- [Labeled box records]
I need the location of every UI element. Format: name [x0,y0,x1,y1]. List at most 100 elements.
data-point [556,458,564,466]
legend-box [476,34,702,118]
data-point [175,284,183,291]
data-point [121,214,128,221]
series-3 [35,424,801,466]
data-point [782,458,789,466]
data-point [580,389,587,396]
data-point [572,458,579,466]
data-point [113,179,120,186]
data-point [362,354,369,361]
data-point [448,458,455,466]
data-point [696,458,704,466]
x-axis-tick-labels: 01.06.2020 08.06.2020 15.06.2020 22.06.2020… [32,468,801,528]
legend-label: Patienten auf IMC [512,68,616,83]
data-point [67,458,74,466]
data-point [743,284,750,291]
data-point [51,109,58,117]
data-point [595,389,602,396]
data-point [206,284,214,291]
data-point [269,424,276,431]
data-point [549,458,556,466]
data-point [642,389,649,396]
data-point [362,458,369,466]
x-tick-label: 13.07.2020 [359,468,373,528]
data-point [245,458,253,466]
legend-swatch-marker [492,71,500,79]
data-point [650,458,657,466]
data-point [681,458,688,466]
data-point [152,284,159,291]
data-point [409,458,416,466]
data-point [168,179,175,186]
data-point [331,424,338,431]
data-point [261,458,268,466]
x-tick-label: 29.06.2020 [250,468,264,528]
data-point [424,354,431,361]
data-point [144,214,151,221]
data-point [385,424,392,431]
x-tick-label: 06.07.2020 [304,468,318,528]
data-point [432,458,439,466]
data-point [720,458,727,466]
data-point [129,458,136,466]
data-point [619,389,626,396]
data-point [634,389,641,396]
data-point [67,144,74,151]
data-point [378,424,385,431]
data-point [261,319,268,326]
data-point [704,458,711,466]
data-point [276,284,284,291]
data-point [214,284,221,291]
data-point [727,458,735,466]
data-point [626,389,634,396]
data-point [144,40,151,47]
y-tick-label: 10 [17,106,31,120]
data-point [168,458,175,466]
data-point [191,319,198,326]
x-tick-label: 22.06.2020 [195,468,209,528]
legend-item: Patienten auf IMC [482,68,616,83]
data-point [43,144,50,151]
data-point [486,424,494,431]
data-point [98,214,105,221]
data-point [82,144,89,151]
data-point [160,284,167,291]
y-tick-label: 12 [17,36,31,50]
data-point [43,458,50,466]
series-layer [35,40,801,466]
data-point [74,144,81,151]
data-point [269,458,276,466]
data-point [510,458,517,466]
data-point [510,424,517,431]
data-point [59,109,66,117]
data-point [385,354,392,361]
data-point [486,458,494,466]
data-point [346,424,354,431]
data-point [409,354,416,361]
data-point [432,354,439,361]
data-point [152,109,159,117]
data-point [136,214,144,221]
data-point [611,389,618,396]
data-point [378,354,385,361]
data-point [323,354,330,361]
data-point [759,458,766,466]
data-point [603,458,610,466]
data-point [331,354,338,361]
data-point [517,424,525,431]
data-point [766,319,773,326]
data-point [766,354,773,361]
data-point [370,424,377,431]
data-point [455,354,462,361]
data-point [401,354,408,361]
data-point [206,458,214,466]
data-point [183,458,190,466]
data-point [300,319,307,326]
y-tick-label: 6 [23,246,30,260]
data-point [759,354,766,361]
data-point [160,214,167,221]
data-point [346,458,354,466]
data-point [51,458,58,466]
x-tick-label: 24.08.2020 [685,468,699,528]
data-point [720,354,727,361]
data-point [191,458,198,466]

- [What to work on] Could you reproduce every line of the entries above, word for word and in the same order?

- [Task solution]
I need the location of every UI element. Format: name [x0,y0,x1,y1]. List at most 100 elements.
data-point [556,458,564,466]
legend-box [476,34,702,118]
data-point [175,284,183,291]
data-point [121,214,128,221]
series-3 [35,424,801,466]
data-point [782,458,789,466]
data-point [580,389,587,396]
data-point [572,458,579,466]
data-point [113,179,120,186]
data-point [362,354,369,361]
data-point [448,458,455,466]
data-point [696,458,704,466]
x-axis-tick-labels: 01.06.2020 08.06.2020 15.06.2020 22.06.2020… [32,468,801,528]
legend-label: Patienten auf IMC [512,68,616,83]
data-point [67,458,74,466]
data-point [743,284,750,291]
data-point [51,109,58,117]
data-point [595,389,602,396]
data-point [206,284,214,291]
data-point [269,424,276,431]
data-point [549,458,556,466]
data-point [642,389,649,396]
data-point [362,458,369,466]
x-tick-label: 13.07.2020 [359,468,373,528]
data-point [245,458,253,466]
legend-swatch-marker [492,71,500,79]
data-point [650,458,657,466]
data-point [681,458,688,466]
data-point [152,284,159,291]
data-point [409,458,416,466]
data-point [168,179,175,186]
data-point [331,424,338,431]
data-point [261,458,268,466]
x-tick-label: 29.06.2020 [250,468,264,528]
data-point [424,354,431,361]
data-point [144,214,151,221]
data-point [385,424,392,431]
x-tick-label: 06.07.2020 [304,468,318,528]
data-point [432,458,439,466]
data-point [720,458,727,466]
data-point [129,458,136,466]
data-point [619,389,626,396]
data-point [634,389,641,396]
data-point [67,144,74,151]
data-point [378,424,385,431]
data-point [261,319,268,326]
data-point [704,458,711,466]
data-point [276,284,284,291]
data-point [214,284,221,291]
data-point [727,458,735,466]
data-point [626,389,634,396]
data-point [144,40,151,47]
y-tick-label: 10 [17,106,31,120]
data-point [168,458,175,466]
data-point [191,319,198,326]
x-tick-label: 22.06.2020 [195,468,209,528]
legend-item: Patienten auf IMC [482,68,616,83]
data-point [43,144,50,151]
data-point [486,424,494,431]
data-point [98,214,105,221]
data-point [82,144,89,151]
data-point [160,284,167,291]
y-tick-label: 12 [17,36,31,50]
data-point [43,458,50,466]
series-layer [35,40,801,466]
data-point [74,144,81,151]
data-point [269,458,276,466]
data-point [510,458,517,466]
data-point [510,424,517,431]
data-point [59,109,66,117]
data-point [385,354,392,361]
data-point [486,458,494,466]
data-point [346,424,354,431]
data-point [409,354,416,361]
data-point [432,354,439,361]
data-point [152,109,159,117]
data-point [136,214,144,221]
data-point [611,389,618,396]
data-point [378,354,385,361]
data-point [323,354,330,361]
data-point [759,458,766,466]
data-point [603,458,610,466]
data-point [331,354,338,361]
data-point [517,424,525,431]
data-point [766,319,773,326]
data-point [766,354,773,361]
data-point [370,424,377,431]
data-point [455,354,462,361]
data-point [401,354,408,361]
data-point [206,458,214,466]
data-point [183,458,190,466]
data-point [300,319,307,326]
y-tick-label: 6 [23,246,30,260]
data-point [759,354,766,361]
data-point [160,214,167,221]
data-point [346,458,354,466]
data-point [51,458,58,466]
x-tick-label: 24.08.2020 [685,468,699,528]
data-point [720,354,727,361]
data-point [191,458,198,466]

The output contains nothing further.